Records shown ::
============
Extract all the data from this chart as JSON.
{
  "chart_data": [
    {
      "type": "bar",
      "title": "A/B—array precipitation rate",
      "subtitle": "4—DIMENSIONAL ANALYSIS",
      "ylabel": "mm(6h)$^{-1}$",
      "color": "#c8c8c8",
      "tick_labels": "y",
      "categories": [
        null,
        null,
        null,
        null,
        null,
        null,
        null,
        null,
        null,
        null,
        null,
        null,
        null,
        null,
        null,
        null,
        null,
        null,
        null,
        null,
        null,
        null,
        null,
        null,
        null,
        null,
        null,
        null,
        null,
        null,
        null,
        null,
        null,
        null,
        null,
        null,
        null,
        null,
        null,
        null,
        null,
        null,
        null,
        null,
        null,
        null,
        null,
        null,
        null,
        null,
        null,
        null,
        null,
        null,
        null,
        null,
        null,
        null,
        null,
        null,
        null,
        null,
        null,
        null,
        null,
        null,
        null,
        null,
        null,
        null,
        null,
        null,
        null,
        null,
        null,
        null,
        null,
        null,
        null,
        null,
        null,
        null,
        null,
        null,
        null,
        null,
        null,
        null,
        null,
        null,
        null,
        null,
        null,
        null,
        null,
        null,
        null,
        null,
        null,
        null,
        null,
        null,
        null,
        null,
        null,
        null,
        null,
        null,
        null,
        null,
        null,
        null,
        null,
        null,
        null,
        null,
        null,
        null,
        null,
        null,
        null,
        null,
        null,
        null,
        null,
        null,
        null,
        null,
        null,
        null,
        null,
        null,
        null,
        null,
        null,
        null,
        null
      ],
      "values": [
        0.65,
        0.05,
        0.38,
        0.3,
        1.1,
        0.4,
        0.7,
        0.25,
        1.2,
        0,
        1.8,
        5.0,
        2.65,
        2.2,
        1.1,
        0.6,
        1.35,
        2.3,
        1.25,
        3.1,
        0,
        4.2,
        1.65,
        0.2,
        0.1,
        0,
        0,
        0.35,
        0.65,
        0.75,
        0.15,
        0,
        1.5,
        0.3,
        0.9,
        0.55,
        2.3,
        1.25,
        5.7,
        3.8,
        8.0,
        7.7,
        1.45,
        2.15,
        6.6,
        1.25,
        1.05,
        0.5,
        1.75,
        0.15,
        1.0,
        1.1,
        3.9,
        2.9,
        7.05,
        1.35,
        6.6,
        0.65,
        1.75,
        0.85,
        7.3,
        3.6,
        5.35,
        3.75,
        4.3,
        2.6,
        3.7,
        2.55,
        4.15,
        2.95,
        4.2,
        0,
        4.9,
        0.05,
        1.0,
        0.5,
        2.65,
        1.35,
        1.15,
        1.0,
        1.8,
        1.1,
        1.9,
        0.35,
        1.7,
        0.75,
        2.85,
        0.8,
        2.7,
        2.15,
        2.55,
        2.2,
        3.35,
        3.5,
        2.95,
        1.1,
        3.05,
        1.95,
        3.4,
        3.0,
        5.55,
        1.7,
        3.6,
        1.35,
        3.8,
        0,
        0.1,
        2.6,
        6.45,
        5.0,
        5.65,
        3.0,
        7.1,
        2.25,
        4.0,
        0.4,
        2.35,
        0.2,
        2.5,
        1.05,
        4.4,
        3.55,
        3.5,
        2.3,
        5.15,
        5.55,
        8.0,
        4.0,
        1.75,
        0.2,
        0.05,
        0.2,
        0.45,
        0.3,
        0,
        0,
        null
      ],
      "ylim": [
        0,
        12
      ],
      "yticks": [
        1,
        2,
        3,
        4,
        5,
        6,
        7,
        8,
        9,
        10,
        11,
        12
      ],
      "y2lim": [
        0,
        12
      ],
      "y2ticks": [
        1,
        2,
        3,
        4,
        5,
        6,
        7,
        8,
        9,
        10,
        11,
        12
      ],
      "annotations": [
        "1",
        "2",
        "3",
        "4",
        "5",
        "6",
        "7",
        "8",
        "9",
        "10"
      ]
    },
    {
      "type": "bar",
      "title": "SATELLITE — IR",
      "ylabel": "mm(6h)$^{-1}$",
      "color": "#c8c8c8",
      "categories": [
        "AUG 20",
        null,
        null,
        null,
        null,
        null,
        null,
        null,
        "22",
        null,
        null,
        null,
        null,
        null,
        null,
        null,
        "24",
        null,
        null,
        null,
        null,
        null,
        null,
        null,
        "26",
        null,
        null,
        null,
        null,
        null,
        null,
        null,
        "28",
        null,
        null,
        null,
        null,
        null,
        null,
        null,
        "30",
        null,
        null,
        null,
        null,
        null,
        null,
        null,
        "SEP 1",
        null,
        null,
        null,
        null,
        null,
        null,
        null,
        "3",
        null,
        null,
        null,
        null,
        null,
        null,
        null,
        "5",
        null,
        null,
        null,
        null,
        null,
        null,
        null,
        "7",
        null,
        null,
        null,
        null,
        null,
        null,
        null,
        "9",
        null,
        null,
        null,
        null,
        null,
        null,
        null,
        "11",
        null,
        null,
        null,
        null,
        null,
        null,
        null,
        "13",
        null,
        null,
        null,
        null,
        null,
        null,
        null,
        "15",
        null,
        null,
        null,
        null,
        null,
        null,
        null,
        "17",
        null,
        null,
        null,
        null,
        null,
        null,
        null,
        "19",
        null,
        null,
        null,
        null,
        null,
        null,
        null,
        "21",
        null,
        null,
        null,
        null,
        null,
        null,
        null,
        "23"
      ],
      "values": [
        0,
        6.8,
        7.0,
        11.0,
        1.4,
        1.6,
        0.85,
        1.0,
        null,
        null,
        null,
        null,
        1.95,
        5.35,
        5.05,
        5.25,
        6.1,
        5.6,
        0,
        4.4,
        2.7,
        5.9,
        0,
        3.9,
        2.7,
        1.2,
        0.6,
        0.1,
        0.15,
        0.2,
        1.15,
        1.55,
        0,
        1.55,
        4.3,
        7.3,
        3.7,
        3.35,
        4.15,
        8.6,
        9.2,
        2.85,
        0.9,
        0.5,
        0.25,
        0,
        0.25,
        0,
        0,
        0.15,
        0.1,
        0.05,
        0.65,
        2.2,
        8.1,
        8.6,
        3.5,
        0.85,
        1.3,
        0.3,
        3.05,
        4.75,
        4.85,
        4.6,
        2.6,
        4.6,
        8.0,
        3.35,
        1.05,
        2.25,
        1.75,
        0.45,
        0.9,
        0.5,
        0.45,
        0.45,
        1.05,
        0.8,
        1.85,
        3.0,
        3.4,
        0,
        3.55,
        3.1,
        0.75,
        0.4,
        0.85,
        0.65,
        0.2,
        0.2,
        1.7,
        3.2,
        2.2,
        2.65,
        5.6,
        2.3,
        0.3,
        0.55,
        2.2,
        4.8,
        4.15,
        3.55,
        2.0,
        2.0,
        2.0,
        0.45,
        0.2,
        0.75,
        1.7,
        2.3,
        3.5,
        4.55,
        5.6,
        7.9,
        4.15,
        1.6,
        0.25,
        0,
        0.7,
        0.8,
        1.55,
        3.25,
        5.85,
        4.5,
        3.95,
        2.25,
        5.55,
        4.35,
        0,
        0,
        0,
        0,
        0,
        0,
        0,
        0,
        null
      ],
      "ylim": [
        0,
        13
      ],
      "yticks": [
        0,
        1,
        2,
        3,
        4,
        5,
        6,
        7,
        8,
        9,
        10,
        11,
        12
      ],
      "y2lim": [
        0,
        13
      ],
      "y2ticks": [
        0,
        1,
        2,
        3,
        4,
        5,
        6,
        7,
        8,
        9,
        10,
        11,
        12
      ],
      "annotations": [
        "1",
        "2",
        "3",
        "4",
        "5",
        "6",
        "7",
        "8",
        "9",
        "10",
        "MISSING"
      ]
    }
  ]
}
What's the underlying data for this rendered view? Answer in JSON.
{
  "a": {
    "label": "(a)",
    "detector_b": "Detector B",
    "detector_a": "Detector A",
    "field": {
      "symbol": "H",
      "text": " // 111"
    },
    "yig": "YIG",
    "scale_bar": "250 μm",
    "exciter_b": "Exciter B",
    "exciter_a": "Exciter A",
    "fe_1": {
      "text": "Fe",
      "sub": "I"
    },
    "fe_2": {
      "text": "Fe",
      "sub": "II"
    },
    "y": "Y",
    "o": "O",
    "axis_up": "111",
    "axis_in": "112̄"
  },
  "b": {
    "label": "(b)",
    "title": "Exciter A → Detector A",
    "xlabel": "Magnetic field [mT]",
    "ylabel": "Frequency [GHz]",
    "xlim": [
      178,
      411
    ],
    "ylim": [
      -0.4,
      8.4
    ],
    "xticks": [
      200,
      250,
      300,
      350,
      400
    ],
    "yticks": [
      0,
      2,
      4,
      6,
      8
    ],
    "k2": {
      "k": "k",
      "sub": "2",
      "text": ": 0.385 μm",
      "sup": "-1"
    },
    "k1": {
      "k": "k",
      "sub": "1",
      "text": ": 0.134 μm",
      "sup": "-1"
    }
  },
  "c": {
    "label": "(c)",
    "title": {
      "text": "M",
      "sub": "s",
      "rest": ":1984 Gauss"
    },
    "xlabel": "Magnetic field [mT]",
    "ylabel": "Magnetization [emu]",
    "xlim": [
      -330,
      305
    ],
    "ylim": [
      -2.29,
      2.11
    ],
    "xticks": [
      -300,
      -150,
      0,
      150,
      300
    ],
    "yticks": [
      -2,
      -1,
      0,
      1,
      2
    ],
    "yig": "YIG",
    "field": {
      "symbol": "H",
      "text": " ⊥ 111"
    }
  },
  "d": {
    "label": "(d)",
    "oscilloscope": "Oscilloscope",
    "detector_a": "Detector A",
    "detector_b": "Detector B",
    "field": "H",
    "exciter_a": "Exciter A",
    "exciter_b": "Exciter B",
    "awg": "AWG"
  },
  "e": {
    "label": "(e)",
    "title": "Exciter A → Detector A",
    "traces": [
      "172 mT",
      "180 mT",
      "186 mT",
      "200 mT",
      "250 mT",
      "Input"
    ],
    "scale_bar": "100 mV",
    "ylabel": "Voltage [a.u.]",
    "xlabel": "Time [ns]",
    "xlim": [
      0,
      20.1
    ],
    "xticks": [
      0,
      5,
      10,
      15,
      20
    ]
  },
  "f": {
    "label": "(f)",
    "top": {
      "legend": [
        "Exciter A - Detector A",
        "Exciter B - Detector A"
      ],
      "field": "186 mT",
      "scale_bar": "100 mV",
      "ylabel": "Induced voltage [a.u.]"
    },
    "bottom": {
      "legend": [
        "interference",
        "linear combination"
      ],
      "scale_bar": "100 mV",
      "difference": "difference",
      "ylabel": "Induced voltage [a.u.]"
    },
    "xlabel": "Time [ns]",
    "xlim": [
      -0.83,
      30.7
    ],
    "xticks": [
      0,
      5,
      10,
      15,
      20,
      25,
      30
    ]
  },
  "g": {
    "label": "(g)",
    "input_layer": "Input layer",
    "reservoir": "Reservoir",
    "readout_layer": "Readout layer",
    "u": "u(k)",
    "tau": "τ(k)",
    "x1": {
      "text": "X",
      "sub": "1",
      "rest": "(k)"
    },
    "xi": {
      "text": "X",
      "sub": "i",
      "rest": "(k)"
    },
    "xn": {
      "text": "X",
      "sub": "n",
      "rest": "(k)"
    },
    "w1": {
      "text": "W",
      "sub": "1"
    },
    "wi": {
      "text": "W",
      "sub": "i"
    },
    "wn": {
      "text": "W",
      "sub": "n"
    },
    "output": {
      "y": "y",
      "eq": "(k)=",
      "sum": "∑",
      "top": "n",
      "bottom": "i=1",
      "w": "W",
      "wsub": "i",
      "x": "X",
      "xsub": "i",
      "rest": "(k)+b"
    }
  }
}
============
From the entries above, extract every line where the word "this" appears.

The response ::
Extract all the data from this chart as JSON.
What's the underlying data for this rendered view? Answer in JSON.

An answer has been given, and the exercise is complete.